TO BE DONE -
Review the listing and copy each line that holds the word "JSON".

SOURCE DATA -
══════

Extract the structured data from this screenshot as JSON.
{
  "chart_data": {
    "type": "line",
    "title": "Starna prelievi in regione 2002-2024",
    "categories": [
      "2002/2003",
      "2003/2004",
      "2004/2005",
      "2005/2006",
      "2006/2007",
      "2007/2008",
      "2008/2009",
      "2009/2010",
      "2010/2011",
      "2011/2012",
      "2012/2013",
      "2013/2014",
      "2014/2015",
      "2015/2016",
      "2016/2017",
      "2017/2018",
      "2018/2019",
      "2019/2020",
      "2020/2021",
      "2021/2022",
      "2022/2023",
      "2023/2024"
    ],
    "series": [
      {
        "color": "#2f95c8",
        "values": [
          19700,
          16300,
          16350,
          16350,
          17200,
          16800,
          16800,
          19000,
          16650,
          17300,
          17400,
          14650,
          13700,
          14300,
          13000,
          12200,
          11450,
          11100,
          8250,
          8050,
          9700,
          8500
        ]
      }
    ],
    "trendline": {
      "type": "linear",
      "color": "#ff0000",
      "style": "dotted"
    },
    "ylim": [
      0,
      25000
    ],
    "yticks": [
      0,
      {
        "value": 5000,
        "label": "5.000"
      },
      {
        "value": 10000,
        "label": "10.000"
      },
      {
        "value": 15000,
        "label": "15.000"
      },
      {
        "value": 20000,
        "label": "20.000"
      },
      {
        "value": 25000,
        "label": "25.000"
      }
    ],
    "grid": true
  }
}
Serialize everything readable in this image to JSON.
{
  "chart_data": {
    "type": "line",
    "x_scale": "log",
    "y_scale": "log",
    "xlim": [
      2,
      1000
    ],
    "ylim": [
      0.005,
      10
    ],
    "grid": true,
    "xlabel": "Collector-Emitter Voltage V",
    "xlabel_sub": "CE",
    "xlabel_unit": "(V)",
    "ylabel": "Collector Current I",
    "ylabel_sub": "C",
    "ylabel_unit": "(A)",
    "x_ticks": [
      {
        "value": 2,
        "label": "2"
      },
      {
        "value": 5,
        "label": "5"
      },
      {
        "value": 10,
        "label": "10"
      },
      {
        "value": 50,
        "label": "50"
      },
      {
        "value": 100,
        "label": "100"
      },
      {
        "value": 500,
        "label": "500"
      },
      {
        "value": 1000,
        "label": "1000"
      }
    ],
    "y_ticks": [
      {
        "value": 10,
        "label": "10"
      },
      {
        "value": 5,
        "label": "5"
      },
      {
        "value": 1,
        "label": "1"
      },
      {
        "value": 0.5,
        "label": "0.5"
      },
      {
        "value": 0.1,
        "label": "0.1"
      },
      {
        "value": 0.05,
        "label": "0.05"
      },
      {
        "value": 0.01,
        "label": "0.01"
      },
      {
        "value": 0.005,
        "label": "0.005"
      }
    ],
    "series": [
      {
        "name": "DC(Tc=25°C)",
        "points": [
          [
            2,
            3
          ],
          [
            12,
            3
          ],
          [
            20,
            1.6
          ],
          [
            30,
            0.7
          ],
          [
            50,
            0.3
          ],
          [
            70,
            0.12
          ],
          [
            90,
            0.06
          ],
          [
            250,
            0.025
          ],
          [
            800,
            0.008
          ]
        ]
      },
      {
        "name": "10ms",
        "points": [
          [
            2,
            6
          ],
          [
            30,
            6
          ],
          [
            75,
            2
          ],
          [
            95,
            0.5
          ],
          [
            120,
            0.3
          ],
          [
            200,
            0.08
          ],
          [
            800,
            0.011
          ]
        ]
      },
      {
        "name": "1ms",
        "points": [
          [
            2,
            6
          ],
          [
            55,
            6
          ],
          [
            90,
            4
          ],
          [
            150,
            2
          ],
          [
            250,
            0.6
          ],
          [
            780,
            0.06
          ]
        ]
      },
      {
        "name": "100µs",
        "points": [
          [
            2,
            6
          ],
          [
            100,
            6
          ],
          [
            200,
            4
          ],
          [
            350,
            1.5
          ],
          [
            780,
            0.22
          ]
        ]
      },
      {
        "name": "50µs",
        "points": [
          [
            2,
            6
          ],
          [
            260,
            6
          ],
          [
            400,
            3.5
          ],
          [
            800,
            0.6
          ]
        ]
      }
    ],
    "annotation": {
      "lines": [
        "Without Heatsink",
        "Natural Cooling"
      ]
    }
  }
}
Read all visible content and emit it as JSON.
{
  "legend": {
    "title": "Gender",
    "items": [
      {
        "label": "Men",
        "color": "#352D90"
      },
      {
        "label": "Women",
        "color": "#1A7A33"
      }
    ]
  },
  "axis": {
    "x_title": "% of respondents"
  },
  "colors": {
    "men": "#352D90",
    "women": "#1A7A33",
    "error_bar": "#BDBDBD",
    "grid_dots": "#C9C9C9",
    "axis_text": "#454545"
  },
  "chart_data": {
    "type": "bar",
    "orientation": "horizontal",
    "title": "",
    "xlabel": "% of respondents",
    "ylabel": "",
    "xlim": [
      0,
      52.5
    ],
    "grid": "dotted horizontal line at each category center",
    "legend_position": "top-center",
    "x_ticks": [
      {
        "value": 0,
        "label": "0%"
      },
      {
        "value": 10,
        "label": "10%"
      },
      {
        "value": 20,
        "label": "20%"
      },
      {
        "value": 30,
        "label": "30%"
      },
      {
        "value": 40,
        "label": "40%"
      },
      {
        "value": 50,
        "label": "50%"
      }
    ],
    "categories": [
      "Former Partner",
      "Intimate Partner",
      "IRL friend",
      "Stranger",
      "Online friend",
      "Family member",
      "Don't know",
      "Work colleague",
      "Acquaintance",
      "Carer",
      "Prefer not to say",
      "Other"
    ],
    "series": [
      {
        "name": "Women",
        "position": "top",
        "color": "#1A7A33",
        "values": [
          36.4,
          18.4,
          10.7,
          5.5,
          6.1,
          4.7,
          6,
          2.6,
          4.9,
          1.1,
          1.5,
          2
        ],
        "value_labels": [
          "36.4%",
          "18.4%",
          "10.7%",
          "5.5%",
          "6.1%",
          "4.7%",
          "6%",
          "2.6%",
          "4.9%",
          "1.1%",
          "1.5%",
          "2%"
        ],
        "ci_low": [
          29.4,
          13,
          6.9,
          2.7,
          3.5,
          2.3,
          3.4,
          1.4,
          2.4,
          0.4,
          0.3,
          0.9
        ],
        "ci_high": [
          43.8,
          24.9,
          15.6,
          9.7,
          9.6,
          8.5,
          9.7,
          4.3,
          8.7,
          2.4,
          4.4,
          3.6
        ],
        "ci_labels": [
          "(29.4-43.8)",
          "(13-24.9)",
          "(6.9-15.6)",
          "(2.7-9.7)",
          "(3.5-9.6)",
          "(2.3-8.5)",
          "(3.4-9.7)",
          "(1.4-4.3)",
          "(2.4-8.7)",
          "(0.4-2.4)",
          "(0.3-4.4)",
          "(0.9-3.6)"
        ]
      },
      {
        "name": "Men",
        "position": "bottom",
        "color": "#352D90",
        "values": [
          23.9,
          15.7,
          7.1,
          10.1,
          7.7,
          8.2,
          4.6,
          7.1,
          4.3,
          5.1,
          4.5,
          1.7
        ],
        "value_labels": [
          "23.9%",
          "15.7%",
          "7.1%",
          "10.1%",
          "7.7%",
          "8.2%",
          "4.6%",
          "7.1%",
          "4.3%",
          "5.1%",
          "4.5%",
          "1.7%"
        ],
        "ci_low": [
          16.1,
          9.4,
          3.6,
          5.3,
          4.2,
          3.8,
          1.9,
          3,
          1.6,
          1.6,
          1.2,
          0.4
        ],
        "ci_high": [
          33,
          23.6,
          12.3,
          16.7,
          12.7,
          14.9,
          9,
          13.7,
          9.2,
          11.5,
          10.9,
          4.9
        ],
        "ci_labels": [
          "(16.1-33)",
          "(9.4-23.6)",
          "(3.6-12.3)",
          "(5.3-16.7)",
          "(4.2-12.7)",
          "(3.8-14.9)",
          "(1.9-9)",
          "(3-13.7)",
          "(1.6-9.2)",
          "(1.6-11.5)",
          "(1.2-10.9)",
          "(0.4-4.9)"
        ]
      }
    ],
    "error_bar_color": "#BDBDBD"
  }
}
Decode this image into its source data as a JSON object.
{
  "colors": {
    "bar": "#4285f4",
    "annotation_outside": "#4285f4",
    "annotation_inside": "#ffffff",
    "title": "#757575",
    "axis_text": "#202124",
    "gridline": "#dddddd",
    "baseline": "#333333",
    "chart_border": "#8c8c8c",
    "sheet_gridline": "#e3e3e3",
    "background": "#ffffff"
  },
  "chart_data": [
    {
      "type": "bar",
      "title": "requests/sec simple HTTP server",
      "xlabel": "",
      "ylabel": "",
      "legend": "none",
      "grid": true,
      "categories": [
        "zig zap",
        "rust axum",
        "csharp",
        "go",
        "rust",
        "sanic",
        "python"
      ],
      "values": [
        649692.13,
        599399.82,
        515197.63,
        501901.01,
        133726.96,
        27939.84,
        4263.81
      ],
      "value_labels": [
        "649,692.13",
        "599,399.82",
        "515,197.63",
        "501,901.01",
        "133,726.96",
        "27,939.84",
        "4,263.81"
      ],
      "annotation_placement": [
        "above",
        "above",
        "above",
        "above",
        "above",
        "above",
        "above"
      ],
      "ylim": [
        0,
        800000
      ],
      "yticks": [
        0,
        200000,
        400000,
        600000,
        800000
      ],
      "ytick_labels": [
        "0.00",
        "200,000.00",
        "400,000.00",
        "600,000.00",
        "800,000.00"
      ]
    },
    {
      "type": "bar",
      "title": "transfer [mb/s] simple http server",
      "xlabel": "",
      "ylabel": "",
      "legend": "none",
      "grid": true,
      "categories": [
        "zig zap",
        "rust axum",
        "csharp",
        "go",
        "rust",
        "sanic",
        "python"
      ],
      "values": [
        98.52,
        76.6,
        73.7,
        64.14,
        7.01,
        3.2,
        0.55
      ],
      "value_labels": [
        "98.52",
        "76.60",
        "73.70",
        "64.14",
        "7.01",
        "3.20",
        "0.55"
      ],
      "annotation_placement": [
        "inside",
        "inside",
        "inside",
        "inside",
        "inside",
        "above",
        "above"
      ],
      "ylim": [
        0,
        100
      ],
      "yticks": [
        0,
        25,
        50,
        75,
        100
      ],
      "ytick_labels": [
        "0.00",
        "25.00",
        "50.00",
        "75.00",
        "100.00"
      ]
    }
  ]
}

══════

WRITTEN ANSWER -
Extract the structured data from this screenshot as JSON.
Serialize everything readable in this image to JSON.
Read all visible content and emit it as JSON.
Decode this image into its source data as a JSON object.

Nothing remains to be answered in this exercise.